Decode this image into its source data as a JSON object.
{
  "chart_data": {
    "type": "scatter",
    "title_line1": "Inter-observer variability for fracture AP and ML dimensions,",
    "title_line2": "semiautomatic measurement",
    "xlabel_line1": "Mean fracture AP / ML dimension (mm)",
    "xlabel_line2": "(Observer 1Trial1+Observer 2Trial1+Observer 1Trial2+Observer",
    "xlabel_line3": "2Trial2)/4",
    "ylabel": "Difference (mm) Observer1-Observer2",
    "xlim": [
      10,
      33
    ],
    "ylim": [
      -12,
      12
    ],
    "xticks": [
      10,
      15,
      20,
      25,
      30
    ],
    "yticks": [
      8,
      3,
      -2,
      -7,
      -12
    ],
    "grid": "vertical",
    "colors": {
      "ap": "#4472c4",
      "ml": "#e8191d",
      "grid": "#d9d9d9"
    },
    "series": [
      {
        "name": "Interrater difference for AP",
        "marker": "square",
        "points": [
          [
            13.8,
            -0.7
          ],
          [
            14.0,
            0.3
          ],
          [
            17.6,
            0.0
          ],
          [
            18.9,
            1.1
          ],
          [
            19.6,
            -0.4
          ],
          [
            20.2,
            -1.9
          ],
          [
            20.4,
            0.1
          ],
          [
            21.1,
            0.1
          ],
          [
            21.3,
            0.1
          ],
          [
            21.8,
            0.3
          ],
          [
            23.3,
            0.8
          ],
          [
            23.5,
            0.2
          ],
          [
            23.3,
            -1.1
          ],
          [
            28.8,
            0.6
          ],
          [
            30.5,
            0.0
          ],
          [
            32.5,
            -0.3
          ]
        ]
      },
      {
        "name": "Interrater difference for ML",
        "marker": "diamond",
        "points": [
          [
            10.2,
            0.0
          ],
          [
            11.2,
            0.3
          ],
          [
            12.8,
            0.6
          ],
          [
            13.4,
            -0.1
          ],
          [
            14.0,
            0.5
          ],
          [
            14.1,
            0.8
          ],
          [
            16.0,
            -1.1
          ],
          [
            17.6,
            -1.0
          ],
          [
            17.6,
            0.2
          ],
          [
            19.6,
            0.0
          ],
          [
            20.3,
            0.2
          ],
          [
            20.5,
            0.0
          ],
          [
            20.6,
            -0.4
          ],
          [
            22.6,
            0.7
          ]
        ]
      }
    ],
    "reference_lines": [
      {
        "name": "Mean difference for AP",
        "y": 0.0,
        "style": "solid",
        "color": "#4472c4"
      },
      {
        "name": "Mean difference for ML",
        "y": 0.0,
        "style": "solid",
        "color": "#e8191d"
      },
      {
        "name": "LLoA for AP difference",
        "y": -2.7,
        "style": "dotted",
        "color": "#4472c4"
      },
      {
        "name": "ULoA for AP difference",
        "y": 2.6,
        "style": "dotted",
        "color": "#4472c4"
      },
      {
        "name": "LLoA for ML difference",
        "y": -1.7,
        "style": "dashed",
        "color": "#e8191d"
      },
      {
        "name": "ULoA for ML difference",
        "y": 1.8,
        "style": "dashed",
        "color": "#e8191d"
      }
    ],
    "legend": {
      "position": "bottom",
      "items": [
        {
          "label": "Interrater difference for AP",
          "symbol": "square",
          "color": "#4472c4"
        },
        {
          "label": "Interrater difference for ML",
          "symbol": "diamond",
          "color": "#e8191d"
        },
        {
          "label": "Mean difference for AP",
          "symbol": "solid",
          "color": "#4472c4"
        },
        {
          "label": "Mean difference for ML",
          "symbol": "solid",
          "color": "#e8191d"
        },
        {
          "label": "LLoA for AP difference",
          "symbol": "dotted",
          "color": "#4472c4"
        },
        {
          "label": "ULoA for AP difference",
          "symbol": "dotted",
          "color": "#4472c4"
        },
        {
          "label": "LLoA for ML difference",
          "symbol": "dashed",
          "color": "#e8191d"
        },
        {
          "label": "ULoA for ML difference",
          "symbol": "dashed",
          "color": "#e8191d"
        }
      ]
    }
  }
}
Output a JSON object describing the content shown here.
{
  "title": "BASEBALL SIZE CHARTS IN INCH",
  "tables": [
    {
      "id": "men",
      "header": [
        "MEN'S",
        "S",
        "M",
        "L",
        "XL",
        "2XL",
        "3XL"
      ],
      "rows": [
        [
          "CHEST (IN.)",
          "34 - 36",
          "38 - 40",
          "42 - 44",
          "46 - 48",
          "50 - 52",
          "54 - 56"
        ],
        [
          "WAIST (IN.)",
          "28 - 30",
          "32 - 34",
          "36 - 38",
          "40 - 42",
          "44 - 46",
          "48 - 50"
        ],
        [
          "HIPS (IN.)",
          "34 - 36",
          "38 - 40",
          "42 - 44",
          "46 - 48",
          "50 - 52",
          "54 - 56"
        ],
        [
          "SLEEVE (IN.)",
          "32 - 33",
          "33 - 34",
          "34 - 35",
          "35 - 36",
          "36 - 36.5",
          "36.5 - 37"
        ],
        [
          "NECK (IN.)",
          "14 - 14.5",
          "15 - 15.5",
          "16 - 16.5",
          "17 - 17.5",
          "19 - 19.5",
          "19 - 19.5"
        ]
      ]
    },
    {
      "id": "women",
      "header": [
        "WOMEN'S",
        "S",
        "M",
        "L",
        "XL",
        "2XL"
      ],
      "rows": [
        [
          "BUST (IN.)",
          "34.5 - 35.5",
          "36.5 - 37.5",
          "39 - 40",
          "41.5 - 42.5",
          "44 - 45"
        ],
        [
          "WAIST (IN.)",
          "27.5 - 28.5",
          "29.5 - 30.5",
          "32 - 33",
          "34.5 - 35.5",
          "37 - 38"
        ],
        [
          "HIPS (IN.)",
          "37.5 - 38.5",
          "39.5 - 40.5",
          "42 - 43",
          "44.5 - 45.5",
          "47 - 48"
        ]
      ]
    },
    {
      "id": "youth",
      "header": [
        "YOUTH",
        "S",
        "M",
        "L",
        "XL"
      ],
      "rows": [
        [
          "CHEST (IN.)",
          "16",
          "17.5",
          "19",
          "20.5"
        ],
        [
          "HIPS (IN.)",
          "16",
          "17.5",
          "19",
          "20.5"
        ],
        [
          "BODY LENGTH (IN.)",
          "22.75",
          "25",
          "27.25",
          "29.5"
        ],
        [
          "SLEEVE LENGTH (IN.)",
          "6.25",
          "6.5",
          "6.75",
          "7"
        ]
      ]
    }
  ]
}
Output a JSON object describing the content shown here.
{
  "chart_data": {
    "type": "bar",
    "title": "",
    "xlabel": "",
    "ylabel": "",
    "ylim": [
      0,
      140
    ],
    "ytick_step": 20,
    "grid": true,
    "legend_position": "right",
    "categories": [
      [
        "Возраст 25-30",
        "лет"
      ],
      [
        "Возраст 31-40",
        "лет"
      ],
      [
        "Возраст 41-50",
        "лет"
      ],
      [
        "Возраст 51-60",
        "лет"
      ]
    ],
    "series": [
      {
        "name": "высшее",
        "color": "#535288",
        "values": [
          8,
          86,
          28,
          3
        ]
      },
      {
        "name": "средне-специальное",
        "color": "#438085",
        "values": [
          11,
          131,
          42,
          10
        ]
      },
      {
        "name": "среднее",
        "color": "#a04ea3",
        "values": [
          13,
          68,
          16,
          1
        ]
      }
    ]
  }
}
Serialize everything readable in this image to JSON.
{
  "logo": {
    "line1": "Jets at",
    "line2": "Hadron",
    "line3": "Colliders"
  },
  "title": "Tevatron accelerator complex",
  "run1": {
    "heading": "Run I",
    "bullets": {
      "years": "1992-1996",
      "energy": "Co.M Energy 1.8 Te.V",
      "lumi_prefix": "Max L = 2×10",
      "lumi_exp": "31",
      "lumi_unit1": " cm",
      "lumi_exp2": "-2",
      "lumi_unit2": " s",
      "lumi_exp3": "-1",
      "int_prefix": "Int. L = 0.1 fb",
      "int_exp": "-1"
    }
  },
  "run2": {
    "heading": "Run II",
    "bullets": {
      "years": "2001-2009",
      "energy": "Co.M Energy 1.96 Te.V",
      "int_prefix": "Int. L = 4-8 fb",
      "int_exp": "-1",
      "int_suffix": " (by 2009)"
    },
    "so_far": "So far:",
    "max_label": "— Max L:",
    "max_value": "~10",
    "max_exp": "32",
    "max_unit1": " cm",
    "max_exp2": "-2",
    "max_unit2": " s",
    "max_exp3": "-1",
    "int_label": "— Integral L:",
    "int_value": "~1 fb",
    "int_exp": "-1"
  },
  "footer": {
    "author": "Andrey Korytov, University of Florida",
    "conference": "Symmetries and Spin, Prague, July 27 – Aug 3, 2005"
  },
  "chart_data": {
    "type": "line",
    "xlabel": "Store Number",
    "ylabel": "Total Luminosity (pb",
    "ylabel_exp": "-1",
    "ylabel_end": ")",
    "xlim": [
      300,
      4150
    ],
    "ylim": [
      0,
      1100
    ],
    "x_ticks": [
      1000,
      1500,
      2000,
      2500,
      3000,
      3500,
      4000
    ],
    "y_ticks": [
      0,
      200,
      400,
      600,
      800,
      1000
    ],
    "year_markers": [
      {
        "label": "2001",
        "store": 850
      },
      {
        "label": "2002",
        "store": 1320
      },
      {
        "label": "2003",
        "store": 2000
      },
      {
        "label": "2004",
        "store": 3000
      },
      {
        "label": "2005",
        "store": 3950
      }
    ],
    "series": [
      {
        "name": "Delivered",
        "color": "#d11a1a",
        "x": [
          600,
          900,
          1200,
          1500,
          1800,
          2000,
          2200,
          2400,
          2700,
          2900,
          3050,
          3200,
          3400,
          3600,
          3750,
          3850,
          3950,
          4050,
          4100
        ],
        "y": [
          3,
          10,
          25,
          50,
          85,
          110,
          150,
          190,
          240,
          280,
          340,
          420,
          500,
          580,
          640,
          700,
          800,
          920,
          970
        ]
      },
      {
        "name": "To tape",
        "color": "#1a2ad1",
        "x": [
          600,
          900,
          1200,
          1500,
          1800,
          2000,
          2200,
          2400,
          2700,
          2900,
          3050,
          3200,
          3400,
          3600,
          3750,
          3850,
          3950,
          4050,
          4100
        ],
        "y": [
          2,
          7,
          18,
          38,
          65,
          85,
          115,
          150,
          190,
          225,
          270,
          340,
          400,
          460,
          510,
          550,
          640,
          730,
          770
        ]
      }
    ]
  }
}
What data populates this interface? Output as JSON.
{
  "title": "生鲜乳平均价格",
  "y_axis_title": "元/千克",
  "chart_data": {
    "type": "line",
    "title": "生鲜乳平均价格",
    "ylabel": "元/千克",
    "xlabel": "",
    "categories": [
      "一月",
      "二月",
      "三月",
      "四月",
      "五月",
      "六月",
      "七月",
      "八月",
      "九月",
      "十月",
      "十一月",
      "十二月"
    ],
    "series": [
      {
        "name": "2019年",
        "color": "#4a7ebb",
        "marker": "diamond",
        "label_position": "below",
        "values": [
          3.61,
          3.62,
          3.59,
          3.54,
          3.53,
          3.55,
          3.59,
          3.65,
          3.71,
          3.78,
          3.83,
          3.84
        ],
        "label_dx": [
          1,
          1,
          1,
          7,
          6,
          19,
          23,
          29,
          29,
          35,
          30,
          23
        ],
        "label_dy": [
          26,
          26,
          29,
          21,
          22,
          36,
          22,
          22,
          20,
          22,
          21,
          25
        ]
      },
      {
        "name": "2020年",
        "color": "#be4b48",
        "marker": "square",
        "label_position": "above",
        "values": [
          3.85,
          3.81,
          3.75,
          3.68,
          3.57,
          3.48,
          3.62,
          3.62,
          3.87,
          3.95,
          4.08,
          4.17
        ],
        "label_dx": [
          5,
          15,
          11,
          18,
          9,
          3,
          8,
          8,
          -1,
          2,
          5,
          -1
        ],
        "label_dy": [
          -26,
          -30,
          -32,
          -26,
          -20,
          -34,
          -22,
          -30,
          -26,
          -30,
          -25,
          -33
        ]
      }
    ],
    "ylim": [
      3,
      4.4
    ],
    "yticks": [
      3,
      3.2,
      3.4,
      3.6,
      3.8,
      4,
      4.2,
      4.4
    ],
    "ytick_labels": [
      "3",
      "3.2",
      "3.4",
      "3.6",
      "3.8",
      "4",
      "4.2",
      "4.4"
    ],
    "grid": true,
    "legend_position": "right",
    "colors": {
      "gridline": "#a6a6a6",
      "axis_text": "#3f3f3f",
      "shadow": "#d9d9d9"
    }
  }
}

#### Set problem
Pull out every line containing "ULoA".

#### Response
        "name": "ULoA for AP difference",
        "name": "ULoA for ML difference",
          "label": "ULoA for AP difference",
          "label": "ULoA for ML difference",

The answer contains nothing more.